Task to complete:
Write out the entries below once more, exactly.
--- START OF Input material ---
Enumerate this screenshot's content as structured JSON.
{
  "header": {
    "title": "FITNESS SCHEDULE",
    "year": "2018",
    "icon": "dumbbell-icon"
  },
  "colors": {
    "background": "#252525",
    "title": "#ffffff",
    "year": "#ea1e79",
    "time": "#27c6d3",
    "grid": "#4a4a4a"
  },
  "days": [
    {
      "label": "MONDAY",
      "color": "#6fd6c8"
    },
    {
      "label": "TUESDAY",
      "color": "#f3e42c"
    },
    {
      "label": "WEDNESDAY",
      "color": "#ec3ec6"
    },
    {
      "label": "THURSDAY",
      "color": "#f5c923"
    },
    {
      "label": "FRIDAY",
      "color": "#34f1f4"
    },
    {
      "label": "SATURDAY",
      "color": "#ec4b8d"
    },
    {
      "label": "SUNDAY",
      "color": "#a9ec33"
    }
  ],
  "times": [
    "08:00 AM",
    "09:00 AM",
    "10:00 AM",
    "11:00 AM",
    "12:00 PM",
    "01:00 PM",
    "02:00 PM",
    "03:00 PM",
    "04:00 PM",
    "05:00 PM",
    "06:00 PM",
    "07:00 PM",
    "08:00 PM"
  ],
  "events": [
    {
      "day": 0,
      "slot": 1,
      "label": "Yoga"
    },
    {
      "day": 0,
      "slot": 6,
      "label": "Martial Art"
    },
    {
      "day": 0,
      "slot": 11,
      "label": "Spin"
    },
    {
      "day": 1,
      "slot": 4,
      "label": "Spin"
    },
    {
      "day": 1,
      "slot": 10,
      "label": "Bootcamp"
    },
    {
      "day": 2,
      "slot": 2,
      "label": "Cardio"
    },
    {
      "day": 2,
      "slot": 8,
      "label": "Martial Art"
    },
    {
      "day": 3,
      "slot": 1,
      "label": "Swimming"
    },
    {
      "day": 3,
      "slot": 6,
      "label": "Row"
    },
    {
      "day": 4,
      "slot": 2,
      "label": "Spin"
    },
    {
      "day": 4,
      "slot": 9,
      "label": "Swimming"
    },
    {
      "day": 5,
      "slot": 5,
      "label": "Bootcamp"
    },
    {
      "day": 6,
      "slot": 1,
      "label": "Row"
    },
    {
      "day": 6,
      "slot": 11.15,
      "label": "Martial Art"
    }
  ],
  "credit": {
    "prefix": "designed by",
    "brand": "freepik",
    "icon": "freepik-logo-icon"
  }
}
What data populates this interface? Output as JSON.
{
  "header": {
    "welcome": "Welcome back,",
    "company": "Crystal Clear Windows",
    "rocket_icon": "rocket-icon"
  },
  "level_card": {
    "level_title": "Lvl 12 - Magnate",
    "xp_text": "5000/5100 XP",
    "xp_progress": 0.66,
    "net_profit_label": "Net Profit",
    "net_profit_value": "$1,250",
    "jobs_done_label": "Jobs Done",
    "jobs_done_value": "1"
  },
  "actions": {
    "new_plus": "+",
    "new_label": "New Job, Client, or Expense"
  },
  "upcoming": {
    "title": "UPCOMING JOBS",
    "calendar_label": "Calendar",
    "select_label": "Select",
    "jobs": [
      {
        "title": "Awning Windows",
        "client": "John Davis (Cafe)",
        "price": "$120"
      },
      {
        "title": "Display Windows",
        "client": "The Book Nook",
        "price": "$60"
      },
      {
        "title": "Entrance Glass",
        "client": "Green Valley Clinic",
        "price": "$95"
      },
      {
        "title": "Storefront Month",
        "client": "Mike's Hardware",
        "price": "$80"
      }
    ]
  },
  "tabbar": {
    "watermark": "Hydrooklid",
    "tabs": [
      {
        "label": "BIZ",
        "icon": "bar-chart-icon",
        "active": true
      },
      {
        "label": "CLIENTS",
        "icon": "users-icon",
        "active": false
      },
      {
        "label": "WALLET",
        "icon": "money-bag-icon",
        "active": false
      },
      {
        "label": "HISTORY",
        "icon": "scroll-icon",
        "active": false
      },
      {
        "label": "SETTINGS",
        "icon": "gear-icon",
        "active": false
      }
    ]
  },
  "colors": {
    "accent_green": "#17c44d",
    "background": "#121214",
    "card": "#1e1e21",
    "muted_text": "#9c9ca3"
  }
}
--- END OF Input material ---
Full solution:
Enumerate this screenshot's content as structured JSON.
{
  "header": {
    "title": "FITNESS SCHEDULE",
    "year": "2018",
    "icon": "dumbbell-icon"
  },
  "colors": {
    "background": "#252525",
    "title": "#ffffff",
    "year": "#ea1e79",
    "time": "#27c6d3",
    "grid": "#4a4a4a"
  },
  "days": [
    {
      "label": "MONDAY",
      "color": "#6fd6c8"
    },
    {
      "label": "TUESDAY",
      "color": "#f3e42c"
    },
    {
      "label": "WEDNESDAY",
      "color": "#ec3ec6"
    },
    {
      "label": "THURSDAY",
      "color": "#f5c923"
    },
    {
      "label": "FRIDAY",
      "color": "#34f1f4"
    },
    {
      "label": "SATURDAY",
      "color": "#ec4b8d"
    },
    {
      "label": "SUNDAY",
      "color": "#a9ec33"
    }
  ],
  "times": [
    "08:00 AM",
    "09:00 AM",
    "10:00 AM",
    "11:00 AM",
    "12:00 PM",
    "01:00 PM",
    "02:00 PM",
    "03:00 PM",
    "04:00 PM",
    "05:00 PM",
    "06:00 PM",
    "07:00 PM",
    "08:00 PM"
  ],
  "events": [
    {
      "day": 0,
      "slot": 1,
      "label": "Yoga"
    },
    {
      "day": 0,
      "slot": 6,
      "label": "Martial Art"
    },
    {
      "day": 0,
      "slot": 11,
      "label": "Spin"
    },
    {
      "day": 1,
      "slot": 4,
      "label": "Spin"
    },
    {
      "day": 1,
      "slot": 10,
      "label": "Bootcamp"
    },
    {
      "day": 2,
      "slot": 2,
      "label": "Cardio"
    },
    {
      "day": 2,
      "slot": 8,
      "label": "Martial Art"
    },
    {
      "day": 3,
      "slot": 1,
      "label": "Swimming"
    },
    {
      "day": 3,
      "slot": 6,
      "label": "Row"
    },
    {
      "day": 4,
      "slot": 2,
      "label": "Spin"
    },
    {
      "day": 4,
      "slot": 9,
      "label": "Swimming"
    },
    {
      "day": 5,
      "slot": 5,
      "label": "Bootcamp"
    },
    {
      "day": 6,
      "slot": 1,
      "label": "Row"
    },
    {
      "day": 6,
      "slot": 11.15,
      "label": "Martial Art"
    }
  ],
  "credit": {
    "prefix": "designed by",
    "brand": "freepik",
    "icon": "freepik-logo-icon"
  }
}
What data populates this interface? Output as JSON.
{
  "header": {
    "welcome": "Welcome back,",
    "company": "Crystal Clear Windows",
    "rocket_icon": "rocket-icon"
  },
  "level_card": {
    "level_title": "Lvl 12 - Magnate",
    "xp_text": "5000/5100 XP",
    "xp_progress": 0.66,
    "net_profit_label": "Net Profit",
    "net_profit_value": "$1,250",
    "jobs_done_label": "Jobs Done",
    "jobs_done_value": "1"
  },
  "actions": {
    "new_plus": "+",
    "new_label": "New Job, Client, or Expense"
  },
  "upcoming": {
    "title": "UPCOMING JOBS",
    "calendar_label": "Calendar",
    "select_label": "Select",
    "jobs": [
      {
        "title": "Awning Windows",
        "client": "John Davis (Cafe)",
        "price": "$120"
      },
      {
        "title": "Display Windows",
        "client": "The Book Nook",
        "price": "$60"
      },
      {
        "title": "Entrance Glass",
        "client": "Green Valley Clinic",
        "price": "$95"
      },
      {
        "title": "Storefront Month",
        "client": "Mike's Hardware",
        "price": "$80"
      }
    ]
  },
  "tabbar": {
    "watermark": "Hydrooklid",
    "tabs": [
      {
        "label": "BIZ",
        "icon": "bar-chart-icon",
        "active": true
      },
      {
        "label": "CLIENTS",
        "icon": "users-icon",
        "active": false
      },
      {
        "label": "WALLET",
        "icon": "money-bag-icon",
        "active": false
      },
      {
        "label": "HISTORY",
        "icon": "scroll-icon",
        "active": false
      },
      {
        "label": "SETTINGS",
        "icon": "gear-icon",
        "active": false
      }
    ]
  },
  "colors": {
    "accent_green": "#17c44d",
    "background": "#121214",
    "card": "#1e1e21",
    "muted_text": "#9c9ca3"
  }
}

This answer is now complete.